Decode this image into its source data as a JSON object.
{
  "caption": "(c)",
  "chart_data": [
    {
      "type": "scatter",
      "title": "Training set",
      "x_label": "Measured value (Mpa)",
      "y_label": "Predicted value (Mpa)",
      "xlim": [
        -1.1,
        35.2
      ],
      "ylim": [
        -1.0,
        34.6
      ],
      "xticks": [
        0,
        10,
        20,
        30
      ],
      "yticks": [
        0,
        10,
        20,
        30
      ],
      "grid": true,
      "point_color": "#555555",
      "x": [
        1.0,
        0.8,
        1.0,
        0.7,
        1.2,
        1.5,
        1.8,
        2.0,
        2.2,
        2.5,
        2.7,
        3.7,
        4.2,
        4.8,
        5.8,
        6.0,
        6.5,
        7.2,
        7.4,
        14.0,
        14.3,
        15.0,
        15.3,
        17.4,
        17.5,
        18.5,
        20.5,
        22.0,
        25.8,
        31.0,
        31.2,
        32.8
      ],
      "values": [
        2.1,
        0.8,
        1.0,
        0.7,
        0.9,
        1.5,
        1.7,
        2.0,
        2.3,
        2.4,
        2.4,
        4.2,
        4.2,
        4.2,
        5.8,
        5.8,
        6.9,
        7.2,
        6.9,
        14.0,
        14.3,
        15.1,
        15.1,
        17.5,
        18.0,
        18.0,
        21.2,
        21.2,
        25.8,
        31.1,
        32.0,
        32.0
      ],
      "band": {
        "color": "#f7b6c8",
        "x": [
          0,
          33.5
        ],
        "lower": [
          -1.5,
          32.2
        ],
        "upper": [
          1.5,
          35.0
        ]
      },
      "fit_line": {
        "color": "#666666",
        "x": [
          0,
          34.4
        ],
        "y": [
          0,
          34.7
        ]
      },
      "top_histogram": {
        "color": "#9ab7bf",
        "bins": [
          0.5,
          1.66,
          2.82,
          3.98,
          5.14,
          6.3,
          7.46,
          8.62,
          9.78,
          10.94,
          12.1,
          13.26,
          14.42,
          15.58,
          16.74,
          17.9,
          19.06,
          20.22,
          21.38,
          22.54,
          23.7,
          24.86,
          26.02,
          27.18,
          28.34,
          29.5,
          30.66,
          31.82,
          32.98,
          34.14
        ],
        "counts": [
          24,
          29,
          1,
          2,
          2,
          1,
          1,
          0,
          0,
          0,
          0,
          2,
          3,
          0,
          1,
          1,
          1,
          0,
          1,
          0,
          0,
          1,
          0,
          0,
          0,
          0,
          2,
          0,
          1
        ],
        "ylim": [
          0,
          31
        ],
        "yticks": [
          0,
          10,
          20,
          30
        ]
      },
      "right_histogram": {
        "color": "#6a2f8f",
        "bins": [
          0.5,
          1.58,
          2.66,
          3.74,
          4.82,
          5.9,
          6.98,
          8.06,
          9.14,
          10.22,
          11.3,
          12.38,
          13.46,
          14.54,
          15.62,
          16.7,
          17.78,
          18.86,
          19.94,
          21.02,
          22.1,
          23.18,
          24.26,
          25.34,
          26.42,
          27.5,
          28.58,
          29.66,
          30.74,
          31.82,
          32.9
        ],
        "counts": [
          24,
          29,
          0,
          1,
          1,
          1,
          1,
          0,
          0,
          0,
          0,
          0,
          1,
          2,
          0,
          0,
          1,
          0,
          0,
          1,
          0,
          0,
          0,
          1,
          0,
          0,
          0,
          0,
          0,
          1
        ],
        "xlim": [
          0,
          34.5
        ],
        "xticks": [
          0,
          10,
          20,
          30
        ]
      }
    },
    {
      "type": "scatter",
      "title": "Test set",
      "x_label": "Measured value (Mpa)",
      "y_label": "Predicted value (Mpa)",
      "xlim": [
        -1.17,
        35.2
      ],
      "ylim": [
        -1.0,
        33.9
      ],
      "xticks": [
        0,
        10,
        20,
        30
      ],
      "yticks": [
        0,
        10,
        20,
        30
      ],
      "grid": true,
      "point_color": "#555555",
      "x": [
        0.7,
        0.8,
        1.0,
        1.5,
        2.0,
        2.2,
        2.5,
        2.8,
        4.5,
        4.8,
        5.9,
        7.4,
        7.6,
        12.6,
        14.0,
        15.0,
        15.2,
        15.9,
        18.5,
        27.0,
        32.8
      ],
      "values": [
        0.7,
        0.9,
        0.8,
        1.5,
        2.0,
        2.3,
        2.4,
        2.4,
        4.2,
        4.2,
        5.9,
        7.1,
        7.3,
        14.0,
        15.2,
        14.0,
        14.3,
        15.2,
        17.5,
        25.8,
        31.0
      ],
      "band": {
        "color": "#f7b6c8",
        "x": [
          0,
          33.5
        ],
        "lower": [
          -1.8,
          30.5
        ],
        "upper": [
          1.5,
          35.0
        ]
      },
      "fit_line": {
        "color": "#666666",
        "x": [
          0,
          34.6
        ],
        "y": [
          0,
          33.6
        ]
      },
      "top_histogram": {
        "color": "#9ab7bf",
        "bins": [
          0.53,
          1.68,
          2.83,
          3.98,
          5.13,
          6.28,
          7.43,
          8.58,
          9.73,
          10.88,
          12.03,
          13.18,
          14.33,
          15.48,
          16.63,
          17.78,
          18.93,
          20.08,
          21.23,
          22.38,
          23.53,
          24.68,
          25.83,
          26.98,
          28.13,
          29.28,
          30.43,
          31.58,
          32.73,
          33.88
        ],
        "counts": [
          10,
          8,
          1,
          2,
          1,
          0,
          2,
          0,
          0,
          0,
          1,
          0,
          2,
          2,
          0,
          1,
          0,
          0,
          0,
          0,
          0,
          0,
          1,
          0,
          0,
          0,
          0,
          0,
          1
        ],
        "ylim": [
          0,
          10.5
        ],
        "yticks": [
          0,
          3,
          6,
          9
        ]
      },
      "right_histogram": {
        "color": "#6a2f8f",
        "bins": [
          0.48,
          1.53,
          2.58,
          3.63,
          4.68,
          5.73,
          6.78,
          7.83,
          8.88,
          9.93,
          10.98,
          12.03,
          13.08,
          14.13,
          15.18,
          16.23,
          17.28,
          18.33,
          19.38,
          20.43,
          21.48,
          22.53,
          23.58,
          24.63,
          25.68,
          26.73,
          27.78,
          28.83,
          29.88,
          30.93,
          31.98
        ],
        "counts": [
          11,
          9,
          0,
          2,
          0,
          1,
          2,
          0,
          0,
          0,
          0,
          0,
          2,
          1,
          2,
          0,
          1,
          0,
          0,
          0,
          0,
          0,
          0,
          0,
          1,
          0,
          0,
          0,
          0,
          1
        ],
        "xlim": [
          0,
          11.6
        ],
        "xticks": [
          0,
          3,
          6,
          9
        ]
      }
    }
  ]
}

★ ★ ★ ★

WHAT IS NEEDED:
Return the material in full, exactly as shown.

FINISHED TASK:
Decode this image into its source data as a JSON object.
{
  "caption": "(c)",
  "chart_data": [
    {
      "type": "scatter",
      "title": "Training set",
      "x_label": "Measured value (Mpa)",
      "y_label": "Predicted value (Mpa)",
      "xlim": [
        -1.1,
        35.2
      ],
      "ylim": [
        -1.0,
        34.6
      ],
      "xticks": [
        0,
        10,
        20,
        30
      ],
      "yticks": [
        0,
        10,
        20,
        30
      ],
      "grid": true,
      "point_color": "#555555",
      "x": [
        1.0,
        0.8,
        1.0,
        0.7,
        1.2,
        1.5,
        1.8,
        2.0,
        2.2,
        2.5,
        2.7,
        3.7,
        4.2,
        4.8,
        5.8,
        6.0,
        6.5,
        7.2,
        7.4,
        14.0,
        14.3,
        15.0,
        15.3,
        17.4,
        17.5,
        18.5,
        20.5,
        22.0,
        25.8,
        31.0,
        31.2,
        32.8
      ],
      "values": [
        2.1,
        0.8,
        1.0,
        0.7,
        0.9,
        1.5,
        1.7,
        2.0,
        2.3,
        2.4,
        2.4,
        4.2,
        4.2,
        4.2,
        5.8,
        5.8,
        6.9,
        7.2,
        6.9,
        14.0,
        14.3,
        15.1,
        15.1,
        17.5,
        18.0,
        18.0,
        21.2,
        21.2,
        25.8,
        31.1,
        32.0,
        32.0
      ],
      "band": {
        "color": "#f7b6c8",
        "x": [
          0,
          33.5
        ],
        "lower": [
          -1.5,
          32.2
        ],
        "upper": [
          1.5,
          35.0
        ]
      },
      "fit_line": {
        "color": "#666666",
        "x": [
          0,
          34.4
        ],
        "y": [
          0,
          34.7
        ]
      },
      "top_histogram": {
        "color": "#9ab7bf",
        "bins": [
          0.5,
          1.66,
          2.82,
          3.98,
          5.14,
          6.3,
          7.46,
          8.62,
          9.78,
          10.94,
          12.1,
          13.26,
          14.42,
          15.58,
          16.74,
          17.9,
          19.06,
          20.22,
          21.38,
          22.54,
          23.7,
          24.86,
          26.02,
          27.18,
          28.34,
          29.5,
          30.66,
          31.82,
          32.98,
          34.14
        ],
        "counts": [
          24,
          29,
          1,
          2,
          2,
          1,
          1,
          0,
          0,
          0,
          0,
          2,
          3,
          0,
          1,
          1,
          1,
          0,
          1,
          0,
          0,
          1,
          0,
          0,
          0,
          0,
          2,
          0,
          1
        ],
        "ylim": [
          0,
          31
        ],
        "yticks": [
          0,
          10,
          20,
          30
        ]
      },
      "right_histogram": {
        "color": "#6a2f8f",
        "bins": [
          0.5,
          1.58,
          2.66,
          3.74,
          4.82,
          5.9,
          6.98,
          8.06,
          9.14,
          10.22,
          11.3,
          12.38,
          13.46,
          14.54,
          15.62,
          16.7,
          17.78,
          18.86,
          19.94,
          21.02,
          22.1,
          23.18,
          24.26,
          25.34,
          26.42,
          27.5,
          28.58,
          29.66,
          30.74,
          31.82,
          32.9
        ],
        "counts": [
          24,
          29,
          0,
          1,
          1,
          1,
          1,
          0,
          0,
          0,
          0,
          0,
          1,
          2,
          0,
          0,
          1,
          0,
          0,
          1,
          0,
          0,
          0,
          1,
          0,
          0,
          0,
          0,
          0,
          1
        ],
        "xlim": [
          0,
          34.5
        ],
        "xticks": [
          0,
          10,
          20,
          30
        ]
      }
    },
    {
      "type": "scatter",
      "title": "Test set",
      "x_label": "Measured value (Mpa)",
      "y_label": "Predicted value (Mpa)",
      "xlim": [
        -1.17,
        35.2
      ],
      "ylim": [
        -1.0,
        33.9
      ],
      "xticks": [
        0,
        10,
        20,
        30
      ],
      "yticks": [
        0,
        10,
        20,
        30
      ],
      "grid": true,
      "point_color": "#555555",
      "x": [
        0.7,
        0.8,
        1.0,
        1.5,
        2.0,
        2.2,
        2.5,
        2.8,
        4.5,
        4.8,
        5.9,
        7.4,
        7.6,
        12.6,
        14.0,
        15.0,
        15.2,
        15.9,
        18.5,
        27.0,
        32.8
      ],
      "values": [
        0.7,
        0.9,
        0.8,
        1.5,
        2.0,
        2.3,
        2.4,
        2.4,
        4.2,
        4.2,
        5.9,
        7.1,
        7.3,
        14.0,
        15.2,
        14.0,
        14.3,
        15.2,
        17.5,
        25.8,
        31.0
      ],
      "band": {
        "color": "#f7b6c8",
        "x": [
          0,
          33.5
        ],
        "lower": [
          -1.8,
          30.5
        ],
        "upper": [
          1.5,
          35.0
        ]
      },
      "fit_line": {
        "color": "#666666",
        "x": [
          0,
          34.6
        ],
        "y": [
          0,
          33.6
        ]
      },
      "top_histogram": {
        "color": "#9ab7bf",
        "bins": [
          0.53,
          1.68,
          2.83,
          3.98,
          5.13,
          6.28,
          7.43,
          8.58,
          9.73,
          10.88,
          12.03,
          13.18,
          14.33,
          15.48,
          16.63,
          17.78,
          18.93,
          20.08,
          21.23,
          22.38,
          23.53,
          24.68,
          25.83,
          26.98,
          28.13,
          29.28,
          30.43,
          31.58,
          32.73,
          33.88
        ],
        "counts": [
          10,
          8,
          1,
          2,
          1,
          0,
          2,
          0,
          0,
          0,
          1,
          0,
          2,
          2,
          0,
          1,
          0,
          0,
          0,
          0,
          0,
          0,
          1,
          0,
          0,
          0,
          0,
          0,
          1
        ],
        "ylim": [
          0,
          10.5
        ],
        "yticks": [
          0,
          3,
          6,
          9
        ]
      },
      "right_histogram": {
        "color": "#6a2f8f",
        "bins": [
          0.48,
          1.53,
          2.58,
          3.63,
          4.68,
          5.73,
          6.78,
          7.83,
          8.88,
          9.93,
          10.98,
          12.03,
          13.08,
          14.13,
          15.18,
          16.23,
          17.28,
          18.33,
          19.38,
          20.43,
          21.48,
          22.53,
          23.58,
          24.63,
          25.68,
          26.73,
          27.78,
          28.83,
          29.88,
          30.93,
          31.98
        ],
        "counts": [
          11,
          9,
          0,
          2,
          0,
          1,
          2,
          0,
          0,
          0,
          0,
          0,
          2,
          1,
          2,
          0,
          1,
          0,
          0,
          0,
          0,
          0,
          0,
          0,
          1,
          0,
          0,
          0,
          0,
          1
        ],
        "xlim": [
          0,
          11.6
        ],
        "xticks": [
          0,
          3,
          6,
          9
        ]
      }
    }
  ]
}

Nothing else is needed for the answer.